(Dataset entries)
________________________________________

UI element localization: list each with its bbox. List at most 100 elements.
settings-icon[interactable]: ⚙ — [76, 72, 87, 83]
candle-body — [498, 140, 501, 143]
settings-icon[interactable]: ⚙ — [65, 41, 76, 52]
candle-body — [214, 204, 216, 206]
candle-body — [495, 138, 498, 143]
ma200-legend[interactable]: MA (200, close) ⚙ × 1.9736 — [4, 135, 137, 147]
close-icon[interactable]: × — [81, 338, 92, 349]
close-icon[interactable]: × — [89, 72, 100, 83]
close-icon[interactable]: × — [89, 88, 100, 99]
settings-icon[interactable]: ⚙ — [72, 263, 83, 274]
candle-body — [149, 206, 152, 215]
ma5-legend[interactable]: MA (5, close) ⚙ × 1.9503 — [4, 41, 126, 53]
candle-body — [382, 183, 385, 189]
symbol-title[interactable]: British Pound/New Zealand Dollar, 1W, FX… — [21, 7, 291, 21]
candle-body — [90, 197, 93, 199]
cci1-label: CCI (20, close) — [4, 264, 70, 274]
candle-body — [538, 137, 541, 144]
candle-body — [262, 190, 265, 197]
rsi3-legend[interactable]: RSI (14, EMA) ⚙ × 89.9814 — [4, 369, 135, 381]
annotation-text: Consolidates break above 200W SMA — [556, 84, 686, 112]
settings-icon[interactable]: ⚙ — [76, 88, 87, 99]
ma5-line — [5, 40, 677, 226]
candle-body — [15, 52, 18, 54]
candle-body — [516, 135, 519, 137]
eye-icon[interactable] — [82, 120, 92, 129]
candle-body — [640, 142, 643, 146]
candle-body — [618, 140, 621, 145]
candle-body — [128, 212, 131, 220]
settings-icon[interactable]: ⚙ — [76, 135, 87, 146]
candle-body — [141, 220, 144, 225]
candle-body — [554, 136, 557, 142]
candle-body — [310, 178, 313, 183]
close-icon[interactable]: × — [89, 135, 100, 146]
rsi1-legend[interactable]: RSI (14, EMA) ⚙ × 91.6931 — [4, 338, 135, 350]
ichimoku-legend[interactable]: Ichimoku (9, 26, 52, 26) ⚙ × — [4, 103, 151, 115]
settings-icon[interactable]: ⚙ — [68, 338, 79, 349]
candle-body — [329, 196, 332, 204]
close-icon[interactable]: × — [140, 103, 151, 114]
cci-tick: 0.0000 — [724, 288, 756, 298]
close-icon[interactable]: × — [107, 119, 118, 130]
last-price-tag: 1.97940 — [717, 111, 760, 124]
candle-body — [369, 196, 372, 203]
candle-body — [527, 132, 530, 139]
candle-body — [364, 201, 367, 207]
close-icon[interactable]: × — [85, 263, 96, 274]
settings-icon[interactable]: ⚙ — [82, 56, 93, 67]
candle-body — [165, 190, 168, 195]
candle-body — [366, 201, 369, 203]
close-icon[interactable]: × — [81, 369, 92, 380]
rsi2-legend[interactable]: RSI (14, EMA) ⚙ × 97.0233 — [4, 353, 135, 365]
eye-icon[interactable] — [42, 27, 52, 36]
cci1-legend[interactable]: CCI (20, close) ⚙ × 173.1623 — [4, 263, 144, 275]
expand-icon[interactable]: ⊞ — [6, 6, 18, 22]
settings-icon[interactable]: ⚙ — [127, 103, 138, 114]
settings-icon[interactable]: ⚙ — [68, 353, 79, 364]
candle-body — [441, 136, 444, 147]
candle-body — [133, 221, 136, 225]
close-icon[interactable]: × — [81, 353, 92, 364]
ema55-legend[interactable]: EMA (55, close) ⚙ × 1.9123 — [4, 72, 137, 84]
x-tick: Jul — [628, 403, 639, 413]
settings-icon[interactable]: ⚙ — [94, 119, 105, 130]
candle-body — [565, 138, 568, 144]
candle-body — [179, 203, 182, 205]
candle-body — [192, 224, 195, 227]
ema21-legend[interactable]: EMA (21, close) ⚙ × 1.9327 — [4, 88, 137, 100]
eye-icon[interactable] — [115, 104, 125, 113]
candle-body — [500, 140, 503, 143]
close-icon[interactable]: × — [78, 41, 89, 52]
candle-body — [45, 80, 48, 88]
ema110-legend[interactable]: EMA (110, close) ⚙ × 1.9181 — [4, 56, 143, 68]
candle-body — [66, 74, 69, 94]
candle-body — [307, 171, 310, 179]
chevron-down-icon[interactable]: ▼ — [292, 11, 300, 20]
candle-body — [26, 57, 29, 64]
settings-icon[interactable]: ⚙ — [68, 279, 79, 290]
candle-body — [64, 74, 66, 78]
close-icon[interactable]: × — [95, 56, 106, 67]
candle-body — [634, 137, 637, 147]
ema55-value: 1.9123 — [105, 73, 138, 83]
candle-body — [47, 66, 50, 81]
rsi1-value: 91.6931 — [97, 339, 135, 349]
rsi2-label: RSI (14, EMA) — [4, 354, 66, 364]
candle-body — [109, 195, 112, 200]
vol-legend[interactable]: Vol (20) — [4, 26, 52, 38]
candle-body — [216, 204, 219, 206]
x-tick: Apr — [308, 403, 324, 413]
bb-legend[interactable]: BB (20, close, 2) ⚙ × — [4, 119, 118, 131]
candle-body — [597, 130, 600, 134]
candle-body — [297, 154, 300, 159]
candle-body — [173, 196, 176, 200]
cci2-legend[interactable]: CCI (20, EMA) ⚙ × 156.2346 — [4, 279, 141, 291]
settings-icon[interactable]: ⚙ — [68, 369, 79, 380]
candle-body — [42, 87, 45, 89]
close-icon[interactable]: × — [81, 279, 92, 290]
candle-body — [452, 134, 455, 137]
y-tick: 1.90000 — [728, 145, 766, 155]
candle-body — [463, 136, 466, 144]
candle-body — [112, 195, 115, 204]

________________________________________

Write out all of the lines above again, word for word and in the same order.

:: Expected answer ::
UI element localization: list each with its bbox. List at most 100 elements.
settings-icon[interactable]: ⚙ — [76, 72, 87, 83]
candle-body — [498, 140, 501, 143]
settings-icon[interactable]: ⚙ — [65, 41, 76, 52]
candle-body — [214, 204, 216, 206]
candle-body — [495, 138, 498, 143]
ma200-legend[interactable]: MA (200, close) ⚙ × 1.9736 — [4, 135, 137, 147]
close-icon[interactable]: × — [81, 338, 92, 349]
close-icon[interactable]: × — [89, 72, 100, 83]
close-icon[interactable]: × — [89, 88, 100, 99]
settings-icon[interactable]: ⚙ — [72, 263, 83, 274]
candle-body — [149, 206, 152, 215]
ma5-legend[interactable]: MA (5, close) ⚙ × 1.9503 — [4, 41, 126, 53]
candle-body — [382, 183, 385, 189]
symbol-title[interactable]: British Pound/New Zealand Dollar, 1W, FX… — [21, 7, 291, 21]
candle-body — [90, 197, 93, 199]
cci1-label: CCI (20, close) — [4, 264, 70, 274]
candle-body — [538, 137, 541, 144]
candle-body — [262, 190, 265, 197]
rsi3-legend[interactable]: RSI (14, EMA) ⚙ × 89.9814 — [4, 369, 135, 381]
annotation-text: Consolidates break above 200W SMA — [556, 84, 686, 112]
settings-icon[interactable]: ⚙ — [76, 88, 87, 99]
ma5-line — [5, 40, 677, 226]
candle-body — [15, 52, 18, 54]
candle-body — [516, 135, 519, 137]
eye-icon[interactable] — [82, 120, 92, 129]
candle-body — [640, 142, 643, 146]
candle-body — [618, 140, 621, 145]
candle-body — [128, 212, 131, 220]
settings-icon[interactable]: ⚙ — [76, 135, 87, 146]
candle-body — [141, 220, 144, 225]
candle-body — [554, 136, 557, 142]
candle-body — [310, 178, 313, 183]
close-icon[interactable]: × — [89, 135, 100, 146]
rsi1-legend[interactable]: RSI (14, EMA) ⚙ × 91.6931 — [4, 338, 135, 350]
ichimoku-legend[interactable]: Ichimoku (9, 26, 52, 26) ⚙ × — [4, 103, 151, 115]
settings-icon[interactable]: ⚙ — [68, 338, 79, 349]
candle-body — [329, 196, 332, 204]
close-icon[interactable]: × — [140, 103, 151, 114]
cci-tick: 0.0000 — [724, 288, 756, 298]
close-icon[interactable]: × — [107, 119, 118, 130]
last-price-tag: 1.97940 — [717, 111, 760, 124]
candle-body — [369, 196, 372, 203]
candle-body — [527, 132, 530, 139]
candle-body — [364, 201, 367, 207]
close-icon[interactable]: × — [85, 263, 96, 274]
settings-icon[interactable]: ⚙ — [82, 56, 93, 67]
candle-body — [165, 190, 168, 195]
candle-body — [366, 201, 369, 203]
close-icon[interactable]: × — [81, 369, 92, 380]
rsi2-legend[interactable]: RSI (14, EMA) ⚙ × 97.0233 — [4, 353, 135, 365]
eye-icon[interactable] — [42, 27, 52, 36]
cci1-legend[interactable]: CCI (20, close) ⚙ × 173.1623 — [4, 263, 144, 275]
expand-icon[interactable]: ⊞ — [6, 6, 18, 22]
settings-icon[interactable]: ⚙ — [127, 103, 138, 114]
settings-icon[interactable]: ⚙ — [68, 353, 79, 364]
candle-body — [441, 136, 444, 147]
candle-body — [133, 221, 136, 225]
close-icon[interactable]: × — [81, 353, 92, 364]
ema55-legend[interactable]: EMA (55, close) ⚙ × 1.9123 — [4, 72, 137, 84]
x-tick: Jul — [628, 403, 639, 413]
settings-icon[interactable]: ⚙ — [94, 119, 105, 130]
candle-body — [565, 138, 568, 144]
candle-body — [179, 203, 182, 205]
candle-body — [192, 224, 195, 227]
ema21-legend[interactable]: EMA (21, close) ⚙ × 1.9327 — [4, 88, 137, 100]
eye-icon[interactable] — [115, 104, 125, 113]
candle-body — [500, 140, 503, 143]
close-icon[interactable]: × — [78, 41, 89, 52]
candle-body — [45, 80, 48, 88]
ema110-legend[interactable]: EMA (110, close) ⚙ × 1.9181 — [4, 56, 143, 68]
candle-body — [66, 74, 69, 94]
candle-body — [307, 171, 310, 179]
chevron-down-icon[interactable]: ▼ — [292, 11, 300, 20]
candle-body — [26, 57, 29, 64]
settings-icon[interactable]: ⚙ — [68, 279, 79, 290]
candle-body — [64, 74, 66, 78]
close-icon[interactable]: × — [95, 56, 106, 67]
candle-body — [634, 137, 637, 147]
ema55-value: 1.9123 — [105, 73, 138, 83]
candle-body — [47, 66, 50, 81]
rsi1-value: 91.6931 — [97, 339, 135, 349]
rsi2-label: RSI (14, EMA) — [4, 354, 66, 364]
candle-body — [109, 195, 112, 200]
vol-legend[interactable]: Vol (20) — [4, 26, 52, 38]
candle-body — [216, 204, 219, 206]
x-tick: Apr — [308, 403, 324, 413]
bb-legend[interactable]: BB (20, close, 2) ⚙ × — [4, 119, 118, 131]
candle-body — [597, 130, 600, 134]
candle-body — [297, 154, 300, 159]
candle-body — [173, 196, 176, 200]
cci2-legend[interactable]: CCI (20, EMA) ⚙ × 156.2346 — [4, 279, 141, 291]
settings-icon[interactable]: ⚙ — [68, 369, 79, 380]
candle-body — [42, 87, 45, 89]
close-icon[interactable]: × — [81, 279, 92, 290]
candle-body — [452, 134, 455, 137]
y-tick: 1.90000 — [728, 145, 766, 155]
candle-body — [463, 136, 466, 144]
candle-body — [112, 195, 115, 204]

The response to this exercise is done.